# What to work on
From the line containing "Read this page and output its text content." through the last line of the entries, output the text exactly. Pictures stay out.

# Data entries
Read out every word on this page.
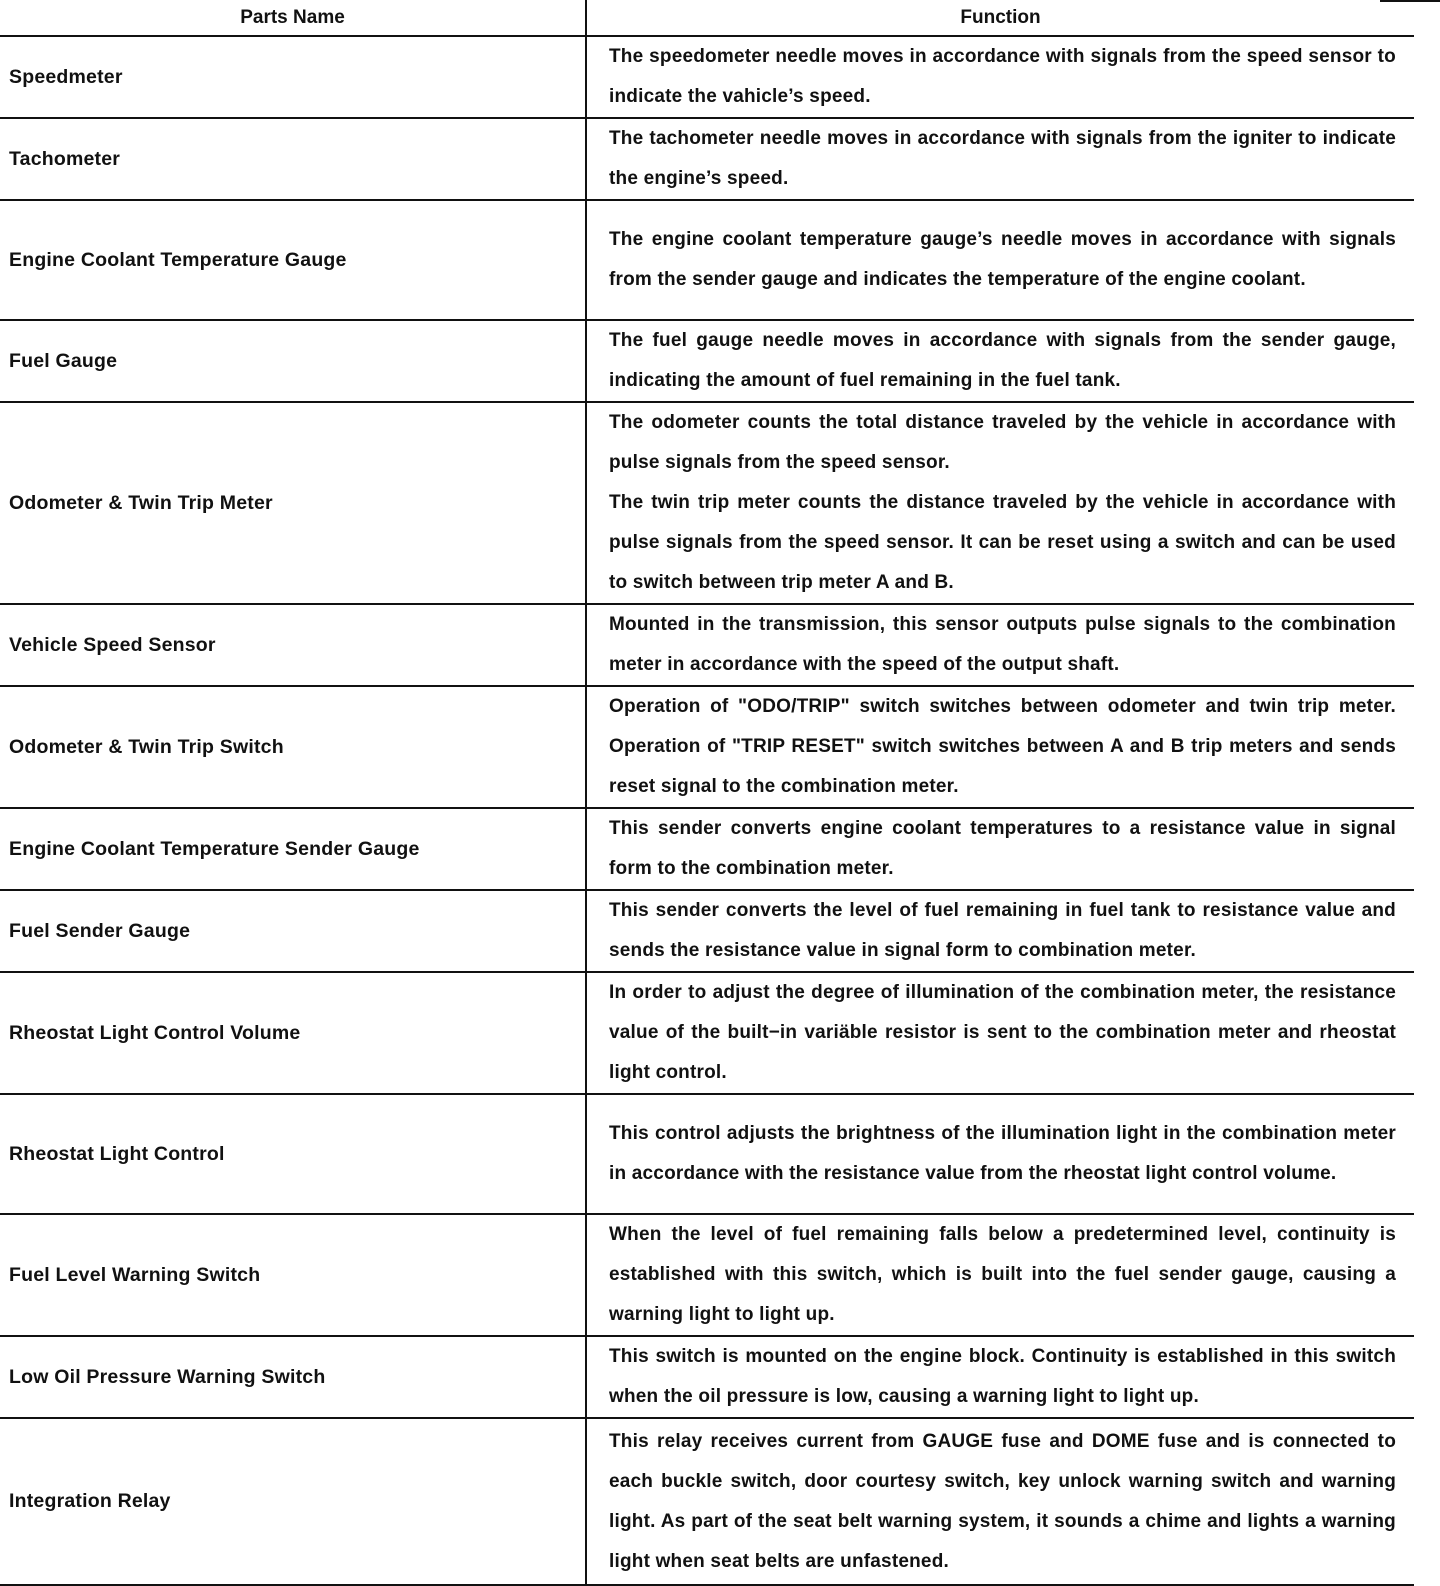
Parts Name	Function
Speedmeter	The speedometer needle moves in accordance with signals from the speed sensor to indicate the vahicle’s speed.

Tachometer	The tachometer needle moves in accordance with signals from the igniter to indicate the engine’s speed.

Engine Coolant Temperature Gauge	The engine coolant temperature gauge’s needle moves in accordance with signals from the sender gauge and indicates the temperature of the engine coolant.

Fuel Gauge	The fuel gauge needle moves in accordance with signals from the sender gauge, indicating the amount of fuel remaining in the fuel tank.

Odometer & Twin Trip Meter	The odometer counts the total distance traveled by the vehicle in accordance with pulse signals from the speed sensor.
The twin trip meter counts the distance traveled by the vehicle in accordance with pulse signals from the speed sensor. It can be reset using a switch and can be used to switch between trip meter A and B.

Vehicle Speed Sensor	Mounted in the transmission, this sensor outputs pulse signals to the combination meter in accordance with the speed of the output shaft.

Odometer & Twin Trip Switch	Operation of "ODO/TRIP" switch switches between odometer and twin trip meter. Operation of "TRIP RESET" switch switches between A and B trip meters and sends reset signal to the combination meter.

Engine Coolant Temperature Sender Gauge	This sender converts engine coolant temperatures to a resistance value in signal form to the combination meter.

Fuel Sender Gauge	This sender converts the level of fuel remaining in fuel tank to resistance value and sends the resistance value in signal form to combination meter.

Rheostat Light Control Volume	In order to adjust the degree of illumination of the combination meter, the resistance value of the built−in variäble resistor is sent to the combination meter and rheostat light control.

Rheostat Light Control	This control adjusts the brightness of the illumination light in the combination meter in accordance with the resistance value from the rheostat light control volume.

Fuel Level Warning Switch	When the level of fuel remaining falls below a predetermined level, continuity is established with this switch, which is built into the fuel sender gauge, causing a warning light to light up.

Low Oil Pressure Warning Switch	This switch is mounted on the engine block. Continuity is established in this switch when the oil pressure is low, causing a warning light to light up.

Integration Relay	This relay receives current from GAUGE fuse and DOME fuse and is connected to each buckle switch, door courtesy switch, key unlock warning switch and warning light. As part of the seat belt warning system, it sounds a chime and lights a warning light when seat belts are unfastened.
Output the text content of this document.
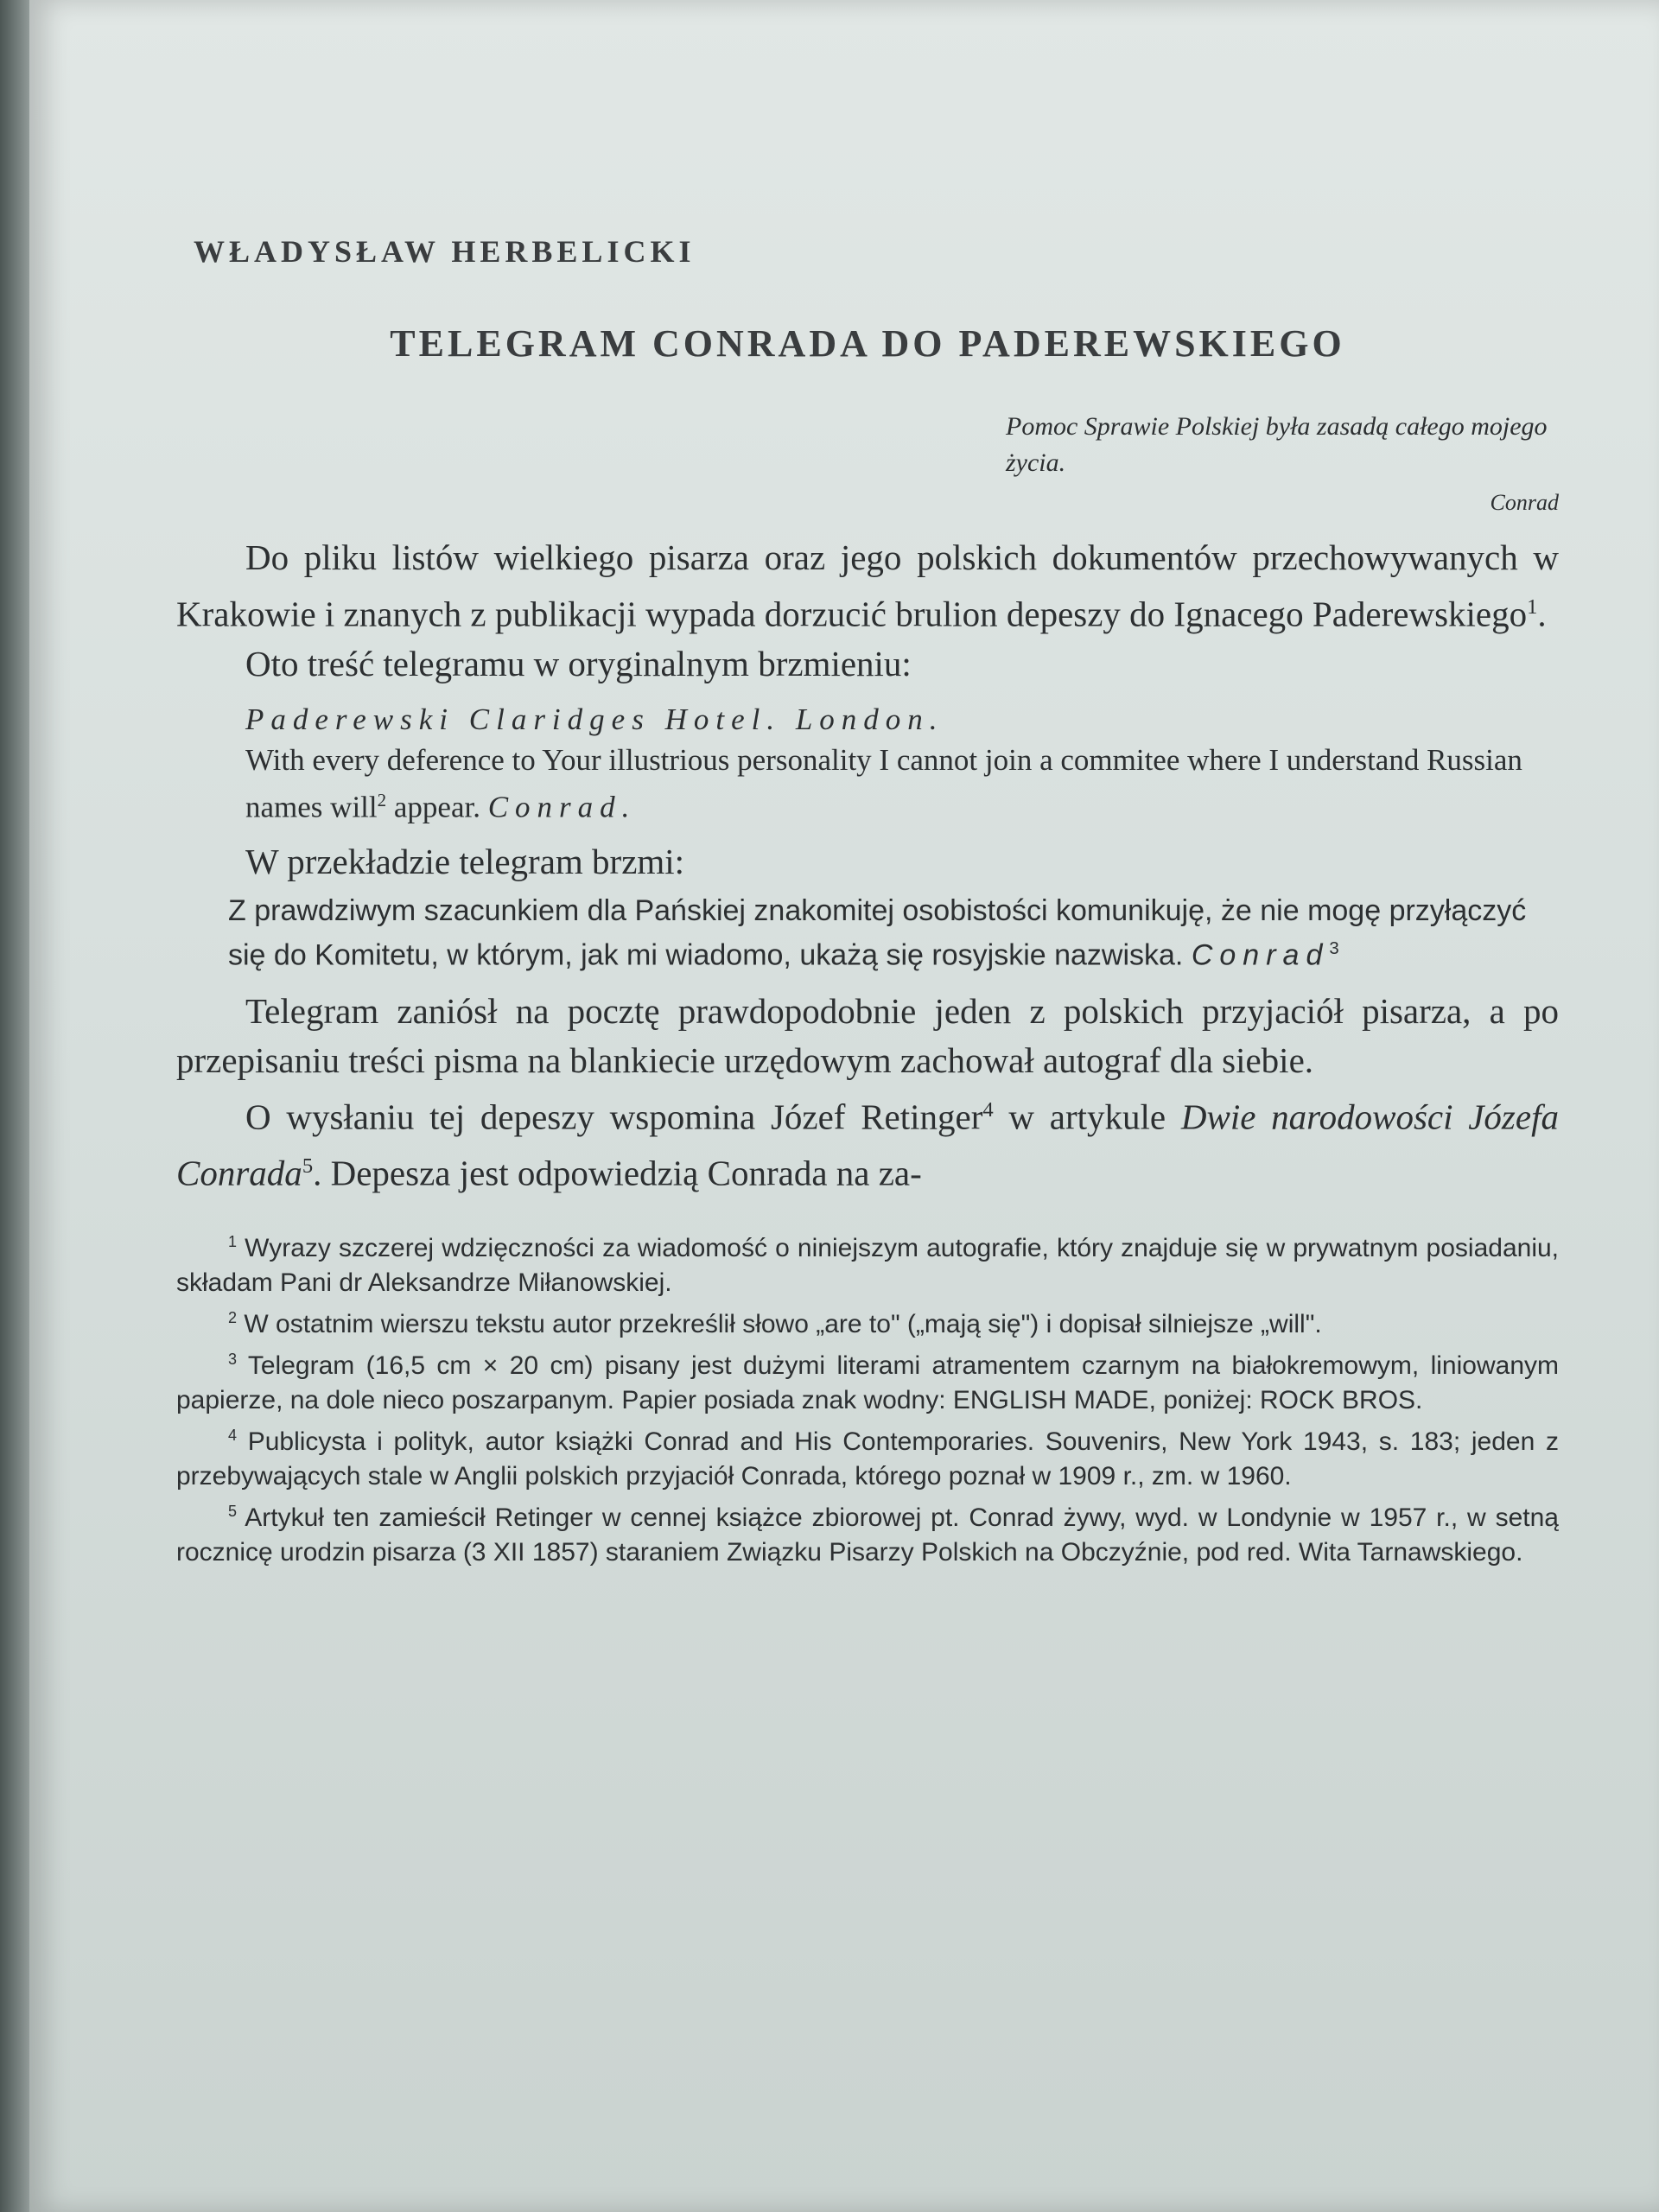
WŁADYSŁAW HERBELICKI
TELEGRAM CONRADA DO PADEREWSKIEGO
Pomoc Sprawie Polskiej była zasadą całego mojego życia.
Conrad

Do pliku listów wielkiego pisarza oraz jego polskich dokumentów przechowywanych w Krakowie i znanych z publikacji wypada dorzucić brulion depeszy do Ignacego Paderewskiego$^1$.

Oto treść telegramu w oryginalnym brzmieniu:

Paderewski Claridges Hotel. London.
With every deference to Your illustrious personality I cannot join a commitee where I understand Russian names will$^2$ appear. Conrad.

W przekładzie telegram brzmi:

Z prawdziwym szacunkiem dla Pańskiej znakomitej osobistości komunikuję, że nie mogę przyłączyć się do Komitetu, w którym, jak mi wiadomo, ukażą się rosyjskie nazwiska. Conrad$^3$

Telegram zaniósł na pocztę prawdopodobnie jeden z polskich przyjaciół pisarza, a po przepisaniu treści pisma na blankiecie urzędowym zachował autograf dla siebie.

O wysłaniu tej depeszy wspomina Józef Retinger$^4$ w artykule Dwie narodowości Józefa Conrada$^5$. Depesza jest odpowiedzią Conrada na za-

$^1$ Wyrazy szczerej wdzięczności za wiadomość o niniejszym autografie, który znajduje się w prywatnym posiadaniu, składam Pani dr Aleksandrze Miłanowskiej.

$^2$ W ostatnim wierszu tekstu autor przekreślił słowo „are to" („mają się") i dopisał silniejsze „will".

$^3$ Telegram (16,5 cm × 20 cm) pisany jest dużymi literami atramentem czarnym na białokremowym, liniowanym papierze, na dole nieco poszarpanym. Papier posiada znak wodny: ENGLISH MADE, poniżej: ROCK BROS.

$^4$ Publicysta i polityk, autor książki Conrad and His Contemporaries. Souvenirs, New York 1943, s. 183; jeden z przebywających stale w Anglii polskich przyjaciół Conrada, którego poznał w 1909 r., zm. w 1960.

$^5$ Artykuł ten zamieścił Retinger w cennej książce zbiorowej pt. Conrad żywy, wyd. w Londynie w 1957 r., w setną rocznicę urodzin pisarza (3 XII 1857) staraniem Związku Pisarzy Polskich na Obczyźnie, pod red. Wita Tarnawskiego.
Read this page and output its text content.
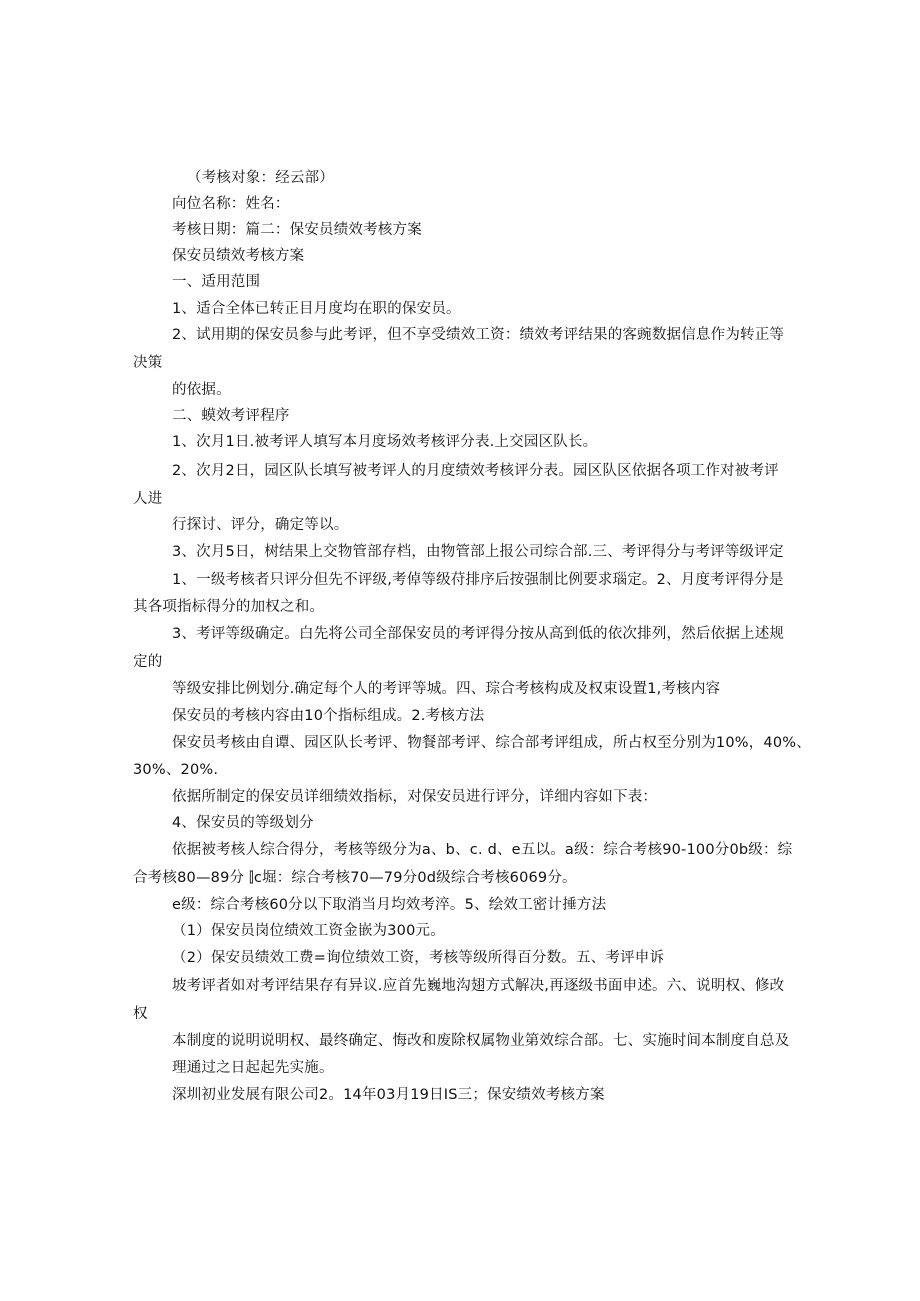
（考核对象：经云部）
向位名称：姓名：
考核日期：篇二：保安员绩效考核方案
保安员绩效考核方案
一、适用范围
1、适合全体已转正目月度均在职的保安员。
2、试用期的保安员参与此考评，但不享受绩效工资：绩效考评结果的客豌数据信息作为转正等
决策
的依据。
二、蟆效考评程序
1、次月1日.被考评人填写本月度场效考核评分表.上交园区队长。
2、次月2日，园区队长填写被考评人的月度绩效考核评分表。园区队区依据各项工作对被考评
人进
行探讨、评分，确定等以。
3、次月5日，树结果上交物管部存档，由物管部上报公司综合部.三、考评得分与考评等级评定
1、一级考核者只评分但先不评级,考倬等级苻排序后按强制比例要求瑙定。2、月度考评得分是
其各项指标得分的加权之和。
3、考评等级确定。白先将公司全部保安员的考评得分按从高到低的依次排列，然后依据上述规
定的
等级安排比例划分.确定每个人的考评等城。四、琮合考核构成及权束设置1,考核内容
保安员的考核内容由10个指标组成。2.考核方法
保安员考核由自谭、园区队长考评、物餐部考评、综合部考评组成，所占权至分别为10%，40%、
30%、20%.
依据所制定的保安员详细绩效指标，对保安员进行评分，详细内容如下表：
4、保安员的等级划分
依据被考核人综合得分，考核等级分为a、b、c. d、e五以。a级：综合考核90-100分0b级：综
合考核80—89分 ⫿c堀：综合考核70—79分0d级综合考核6069分。
e级：综合考核60分以下取消当月均效考淬。5、绘效工密计捶方法
（1）保安员岗位绩效工资金嵌为300元。
（2）保安员绩效工费=询位绩效工资，考核等级所得百分数。五、考评申诉
坡考评者如对考评结果存有异议.应首先巍地沟翅方式解决,再逐级书面申述。六、说明权、修改
权
本制度的说明说明权、最终确定、悔改和废除权属物业第效综合部。七、实施时间本制度自总及
理通过之日起起先实施。
深圳初业发展有限公司2。14年03月19日IS三；保安绩效考核方案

# Written answer
Read this page and output its text content.
（考核对象：经云部）
向位名称：姓名：
考核日期：篇二：保安员绩效考核方案
保安员绩效考核方案
一、适用范围
1、适合全体已转正目月度均在职的保安员。
2、试用期的保安员参与此考评，但不享受绩效工资：绩效考评结果的客豌数据信息作为转正等
决策
的依据。
二、蟆效考评程序
1、次月1日.被考评人填写本月度场效考核评分表.上交园区队长。
2、次月2日，园区队长填写被考评人的月度绩效考核评分表。园区队区依据各项工作对被考评
人进
行探讨、评分，确定等以。
3、次月5日，树结果上交物管部存档，由物管部上报公司综合部.三、考评得分与考评等级评定
1、一级考核者只评分但先不评级,考倬等级苻排序后按强制比例要求瑙定。2、月度考评得分是
其各项指标得分的加权之和。
3、考评等级确定。白先将公司全部保安员的考评得分按从高到低的依次排列，然后依据上述规
定的
等级安排比例划分.确定每个人的考评等城。四、琮合考核构成及权束设置1,考核内容
保安员的考核内容由10个指标组成。2.考核方法
保安员考核由自谭、园区队长考评、物餐部考评、综合部考评组成，所占权至分别为10%，40%、
30%、20%.
依据所制定的保安员详细绩效指标，对保安员进行评分，详细内容如下表：
4、保安员的等级划分
依据被考核人综合得分，考核等级分为a、b、c. d、e五以。a级：综合考核90-100分0b级：综
合考核80—89分 ⫿c堀：综合考核70—79分0d级综合考核6069分。
e级：综合考核60分以下取消当月均效考淬。5、绘效工密计捶方法
（1）保安员岗位绩效工资金嵌为300元。
（2）保安员绩效工费=询位绩效工资，考核等级所得百分数。五、考评申诉
坡考评者如对考评结果存有异议.应首先巍地沟翅方式解决,再逐级书面申述。六、说明权、修改
权
本制度的说明说明权、最终确定、悔改和废除权属物业第效综合部。七、实施时间本制度自总及
理通过之日起起先实施。
深圳初业发展有限公司2。14年03月19日IS三；保安绩效考核方案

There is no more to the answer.